**DESCRIPTION OF THE TASK:**
Among the entries, which lines carry the string "travelled"? Copy each of them.

◇ ◇ ◇ ◇

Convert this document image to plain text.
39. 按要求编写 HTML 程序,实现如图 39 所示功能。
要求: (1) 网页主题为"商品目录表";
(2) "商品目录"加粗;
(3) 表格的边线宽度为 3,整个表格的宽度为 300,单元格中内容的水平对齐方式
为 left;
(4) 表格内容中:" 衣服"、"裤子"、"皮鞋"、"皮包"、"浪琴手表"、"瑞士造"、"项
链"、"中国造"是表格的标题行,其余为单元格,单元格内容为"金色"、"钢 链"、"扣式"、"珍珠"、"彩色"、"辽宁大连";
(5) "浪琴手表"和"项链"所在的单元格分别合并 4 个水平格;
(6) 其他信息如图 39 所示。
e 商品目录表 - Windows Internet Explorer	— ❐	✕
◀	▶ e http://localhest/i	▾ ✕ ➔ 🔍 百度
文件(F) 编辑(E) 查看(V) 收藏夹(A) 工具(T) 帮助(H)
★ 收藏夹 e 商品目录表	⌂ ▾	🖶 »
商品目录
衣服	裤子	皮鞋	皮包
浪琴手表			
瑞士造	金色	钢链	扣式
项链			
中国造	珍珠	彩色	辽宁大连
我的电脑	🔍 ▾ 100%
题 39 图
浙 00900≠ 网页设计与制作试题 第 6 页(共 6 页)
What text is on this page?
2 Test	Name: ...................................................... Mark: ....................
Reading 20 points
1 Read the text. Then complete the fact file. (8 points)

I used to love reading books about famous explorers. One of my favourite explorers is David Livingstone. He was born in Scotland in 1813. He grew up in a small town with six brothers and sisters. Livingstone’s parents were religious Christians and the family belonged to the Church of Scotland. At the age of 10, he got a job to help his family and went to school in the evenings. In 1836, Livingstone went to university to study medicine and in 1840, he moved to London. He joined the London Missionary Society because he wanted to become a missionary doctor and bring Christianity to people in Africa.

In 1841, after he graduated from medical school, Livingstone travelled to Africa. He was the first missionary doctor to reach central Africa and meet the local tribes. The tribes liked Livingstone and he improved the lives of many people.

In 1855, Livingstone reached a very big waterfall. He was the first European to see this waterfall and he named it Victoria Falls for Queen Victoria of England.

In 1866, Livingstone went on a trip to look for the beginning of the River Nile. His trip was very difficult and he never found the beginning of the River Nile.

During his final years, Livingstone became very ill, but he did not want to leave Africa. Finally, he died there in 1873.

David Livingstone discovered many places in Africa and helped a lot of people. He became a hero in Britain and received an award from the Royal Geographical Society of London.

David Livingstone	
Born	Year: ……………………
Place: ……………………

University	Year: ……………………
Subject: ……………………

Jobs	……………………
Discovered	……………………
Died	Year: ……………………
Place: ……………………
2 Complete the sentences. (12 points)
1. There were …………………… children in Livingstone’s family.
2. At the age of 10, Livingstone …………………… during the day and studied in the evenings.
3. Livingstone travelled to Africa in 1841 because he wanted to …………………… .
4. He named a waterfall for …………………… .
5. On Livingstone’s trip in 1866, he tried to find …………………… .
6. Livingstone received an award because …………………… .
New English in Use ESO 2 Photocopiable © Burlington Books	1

◇ ◇ ◇ ◇

**RESPONSE TO THIS EXERCISE:**
In 1841, after he graduated from medical school, Livingstone travelled to Africa. He was the first missionary doctor to reach central Africa and meet the local tribes. The tribes liked Livingstone and he improved the lives of many people.
3. Livingstone travelled to Africa in 1841 because he wanted to …………………… .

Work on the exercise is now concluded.